### [EXERCISE]
Filter the records below and copy every line containing the word "image".

Figure record extracts:
* * *

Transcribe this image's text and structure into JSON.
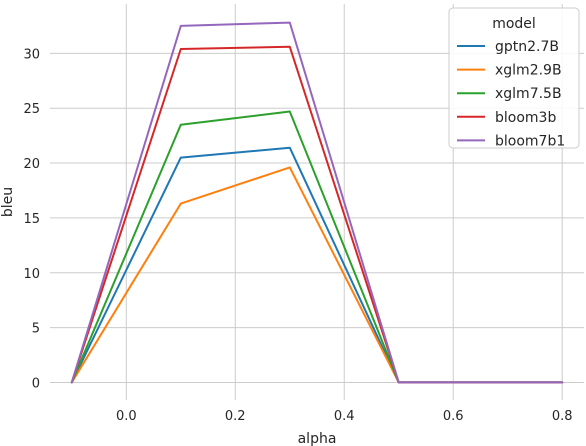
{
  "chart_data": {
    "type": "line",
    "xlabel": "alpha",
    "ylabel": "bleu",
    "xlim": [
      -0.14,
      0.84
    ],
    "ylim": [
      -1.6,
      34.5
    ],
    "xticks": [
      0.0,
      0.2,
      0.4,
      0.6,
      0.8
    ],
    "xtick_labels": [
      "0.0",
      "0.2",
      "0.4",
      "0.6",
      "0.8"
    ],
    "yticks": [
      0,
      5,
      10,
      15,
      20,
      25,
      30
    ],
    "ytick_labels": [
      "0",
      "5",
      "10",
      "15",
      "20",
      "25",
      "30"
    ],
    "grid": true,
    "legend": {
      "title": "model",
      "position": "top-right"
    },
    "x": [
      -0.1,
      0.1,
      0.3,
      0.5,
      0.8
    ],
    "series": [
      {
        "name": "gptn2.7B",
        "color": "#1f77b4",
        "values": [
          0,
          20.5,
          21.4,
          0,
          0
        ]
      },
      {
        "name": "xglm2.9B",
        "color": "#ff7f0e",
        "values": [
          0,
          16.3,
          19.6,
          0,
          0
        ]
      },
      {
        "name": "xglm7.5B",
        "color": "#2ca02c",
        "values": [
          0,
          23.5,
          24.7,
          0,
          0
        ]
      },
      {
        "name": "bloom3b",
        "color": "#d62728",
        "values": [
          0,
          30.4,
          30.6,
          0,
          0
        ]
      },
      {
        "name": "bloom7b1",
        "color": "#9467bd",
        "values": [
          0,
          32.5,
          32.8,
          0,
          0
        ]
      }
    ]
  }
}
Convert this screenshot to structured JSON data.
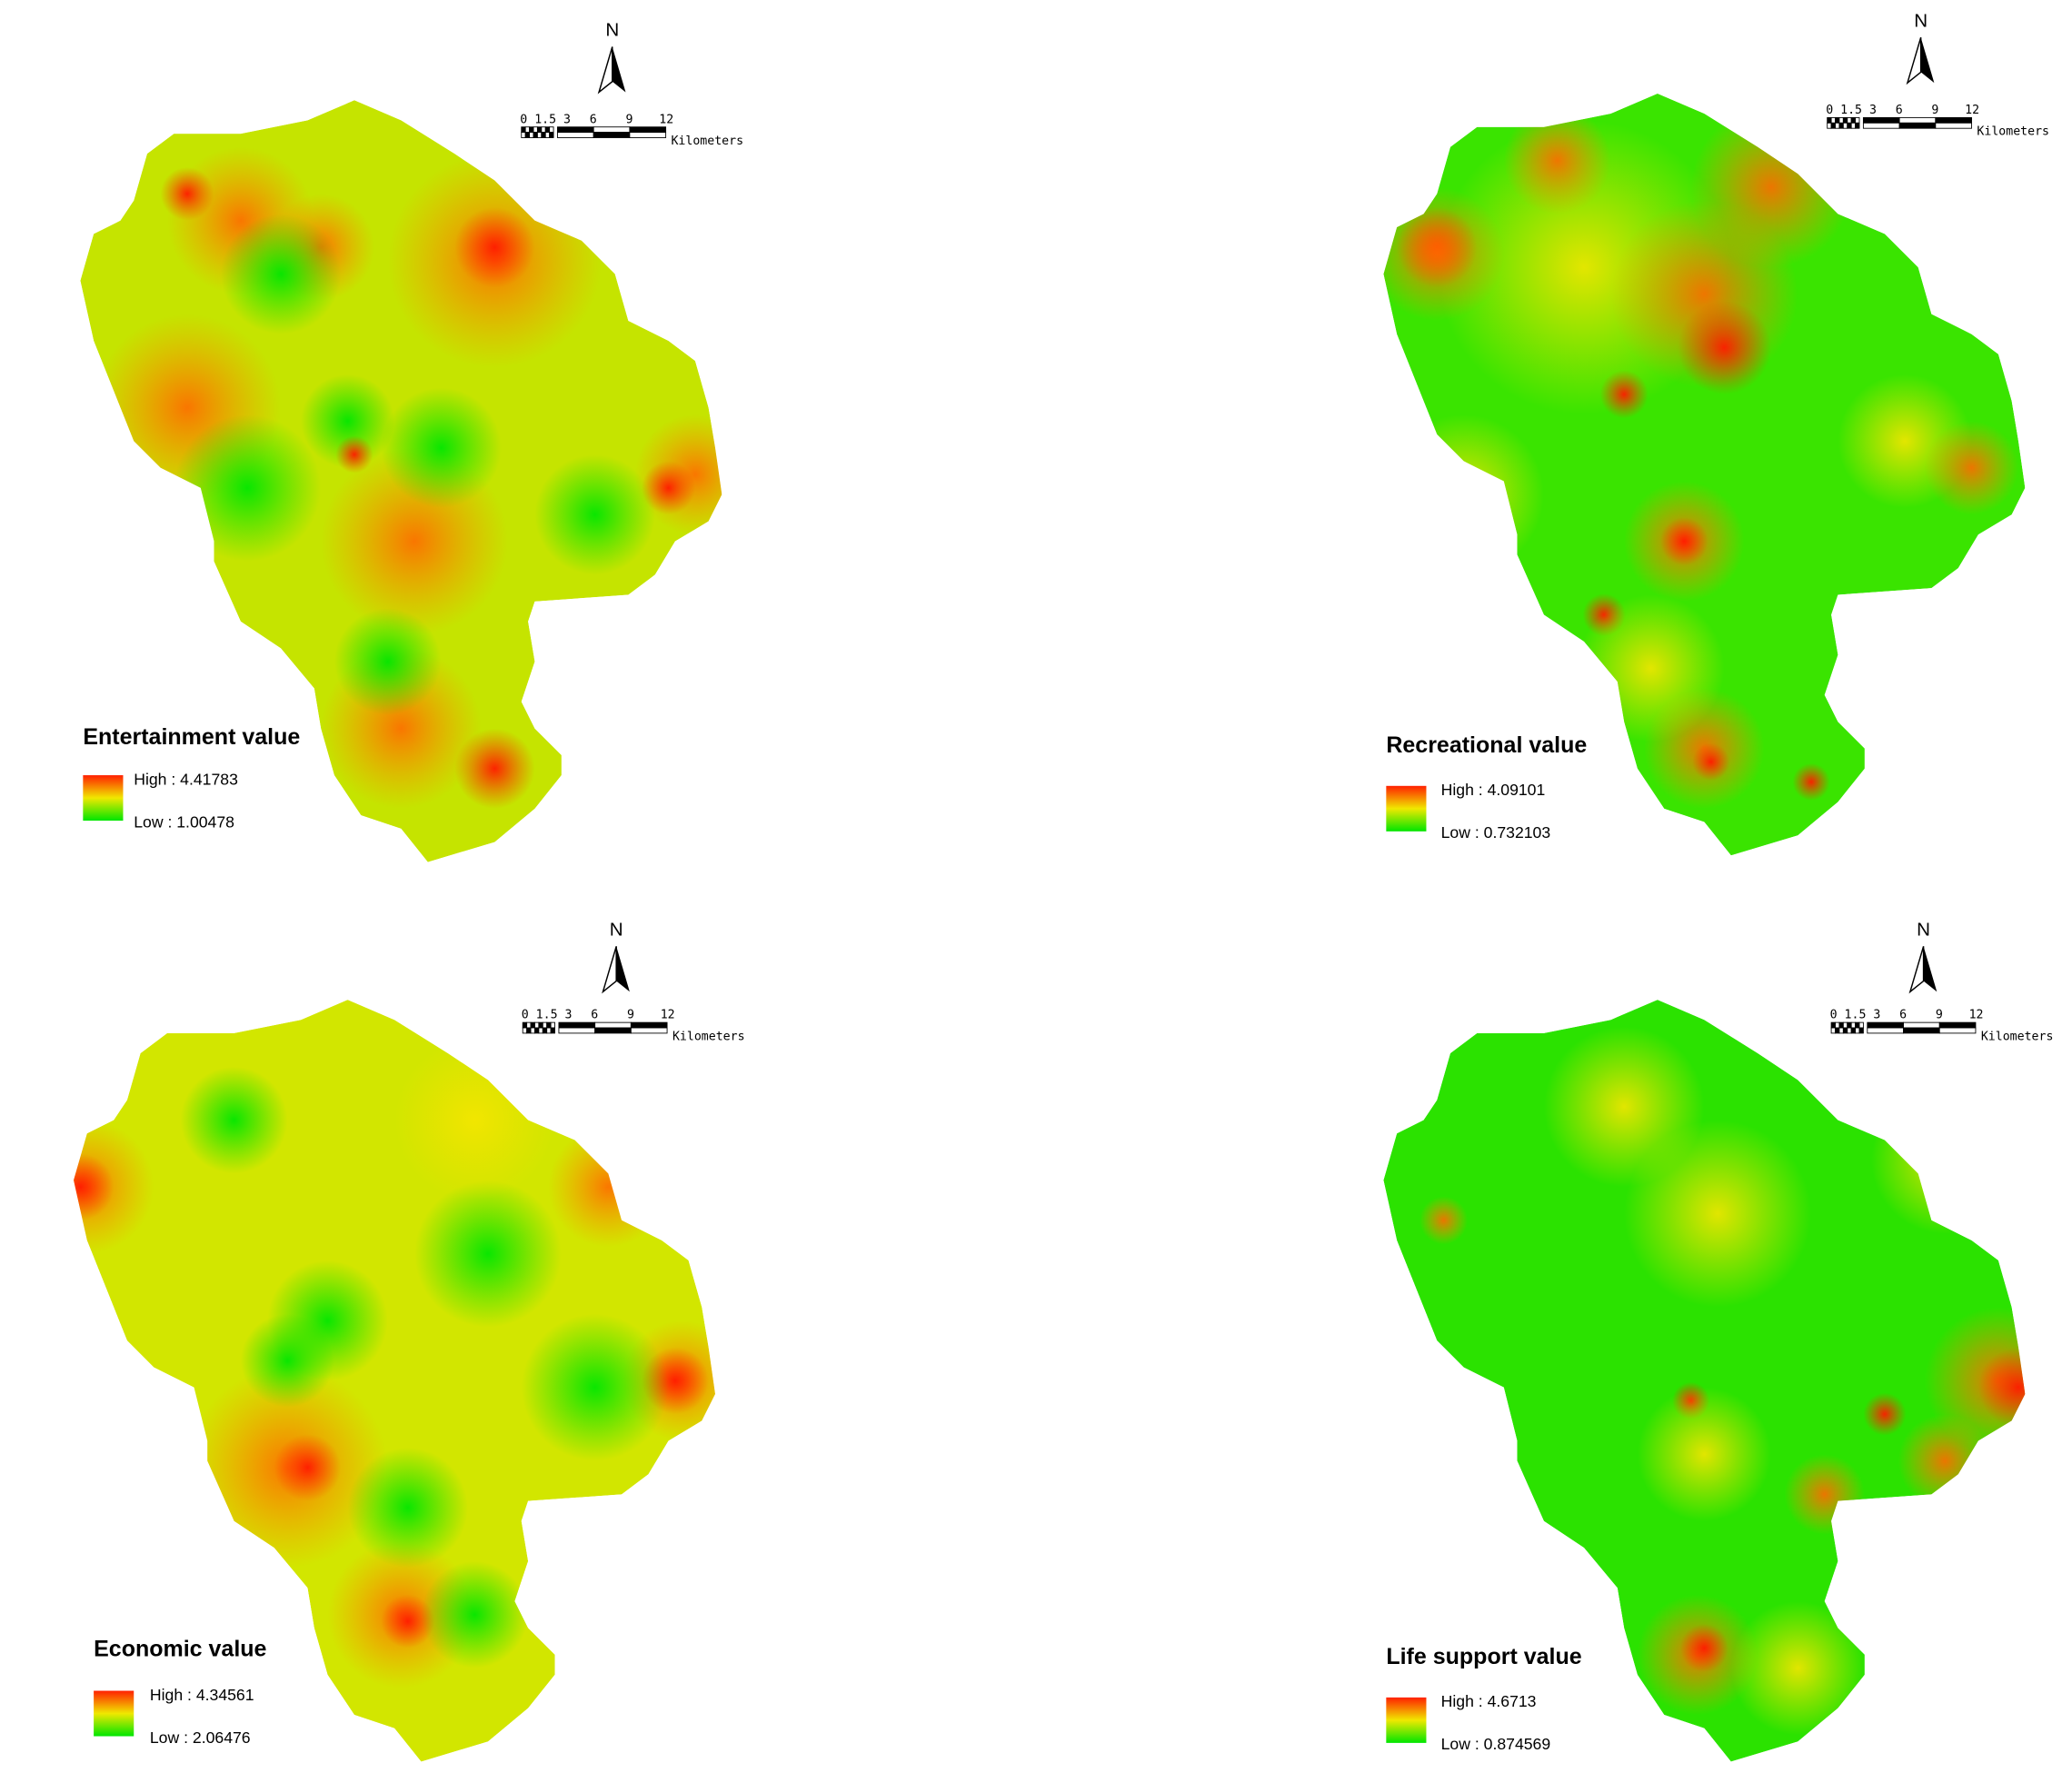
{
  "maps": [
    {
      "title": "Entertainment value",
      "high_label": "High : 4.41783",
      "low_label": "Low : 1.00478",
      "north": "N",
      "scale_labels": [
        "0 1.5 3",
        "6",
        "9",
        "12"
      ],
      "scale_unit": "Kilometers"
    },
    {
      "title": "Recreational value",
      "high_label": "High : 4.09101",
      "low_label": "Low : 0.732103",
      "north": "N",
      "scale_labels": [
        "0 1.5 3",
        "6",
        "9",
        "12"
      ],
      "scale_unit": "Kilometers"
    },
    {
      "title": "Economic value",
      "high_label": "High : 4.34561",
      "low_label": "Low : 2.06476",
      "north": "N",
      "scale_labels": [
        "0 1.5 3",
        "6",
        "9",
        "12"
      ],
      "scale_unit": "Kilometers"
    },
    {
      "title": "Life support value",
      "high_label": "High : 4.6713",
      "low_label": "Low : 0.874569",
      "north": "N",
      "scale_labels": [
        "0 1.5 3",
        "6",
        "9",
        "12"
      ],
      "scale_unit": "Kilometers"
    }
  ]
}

* * *

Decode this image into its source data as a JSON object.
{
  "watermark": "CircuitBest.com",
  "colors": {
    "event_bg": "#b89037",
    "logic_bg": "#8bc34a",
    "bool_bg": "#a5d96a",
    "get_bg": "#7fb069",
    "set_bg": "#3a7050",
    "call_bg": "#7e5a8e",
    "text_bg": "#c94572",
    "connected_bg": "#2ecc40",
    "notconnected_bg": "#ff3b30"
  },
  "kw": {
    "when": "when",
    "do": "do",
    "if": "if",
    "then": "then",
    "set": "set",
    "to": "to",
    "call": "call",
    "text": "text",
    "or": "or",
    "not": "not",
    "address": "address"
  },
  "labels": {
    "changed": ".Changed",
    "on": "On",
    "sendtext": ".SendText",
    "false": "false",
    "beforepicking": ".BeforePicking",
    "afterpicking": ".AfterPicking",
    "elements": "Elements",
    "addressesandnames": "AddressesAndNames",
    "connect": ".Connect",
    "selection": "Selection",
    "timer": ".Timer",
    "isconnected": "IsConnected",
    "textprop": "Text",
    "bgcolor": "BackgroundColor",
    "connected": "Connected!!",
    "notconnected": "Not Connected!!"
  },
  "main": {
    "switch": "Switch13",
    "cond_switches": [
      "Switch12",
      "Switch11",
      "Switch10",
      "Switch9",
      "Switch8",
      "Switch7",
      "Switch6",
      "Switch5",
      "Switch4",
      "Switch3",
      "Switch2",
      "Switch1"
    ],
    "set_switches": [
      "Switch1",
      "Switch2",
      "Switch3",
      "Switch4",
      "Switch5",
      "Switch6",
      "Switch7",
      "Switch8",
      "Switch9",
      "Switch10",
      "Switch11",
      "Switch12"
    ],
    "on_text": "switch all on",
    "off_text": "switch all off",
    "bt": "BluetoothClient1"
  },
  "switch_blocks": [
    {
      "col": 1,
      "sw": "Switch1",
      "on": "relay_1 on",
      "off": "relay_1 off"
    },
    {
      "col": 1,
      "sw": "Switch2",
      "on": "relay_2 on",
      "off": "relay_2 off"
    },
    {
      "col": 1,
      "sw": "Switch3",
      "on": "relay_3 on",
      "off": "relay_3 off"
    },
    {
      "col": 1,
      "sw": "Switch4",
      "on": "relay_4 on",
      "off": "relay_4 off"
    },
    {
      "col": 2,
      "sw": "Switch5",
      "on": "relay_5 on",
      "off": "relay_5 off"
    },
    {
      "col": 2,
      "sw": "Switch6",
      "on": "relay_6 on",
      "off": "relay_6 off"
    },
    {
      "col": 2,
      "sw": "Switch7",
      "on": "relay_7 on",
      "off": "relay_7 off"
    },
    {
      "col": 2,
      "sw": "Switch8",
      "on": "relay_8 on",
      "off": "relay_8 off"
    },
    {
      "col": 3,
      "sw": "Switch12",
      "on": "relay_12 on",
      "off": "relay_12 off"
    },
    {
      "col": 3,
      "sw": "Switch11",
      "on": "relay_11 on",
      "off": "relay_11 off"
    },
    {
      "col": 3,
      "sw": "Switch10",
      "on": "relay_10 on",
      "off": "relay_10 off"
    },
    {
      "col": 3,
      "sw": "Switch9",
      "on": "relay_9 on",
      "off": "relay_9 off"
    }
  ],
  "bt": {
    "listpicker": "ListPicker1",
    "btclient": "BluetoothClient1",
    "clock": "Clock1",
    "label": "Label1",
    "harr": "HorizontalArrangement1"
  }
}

* * *

### [THE OUTPUT]
Transcribe this image's text and structure into JSON.
Decode this image into its source data as a JSON object.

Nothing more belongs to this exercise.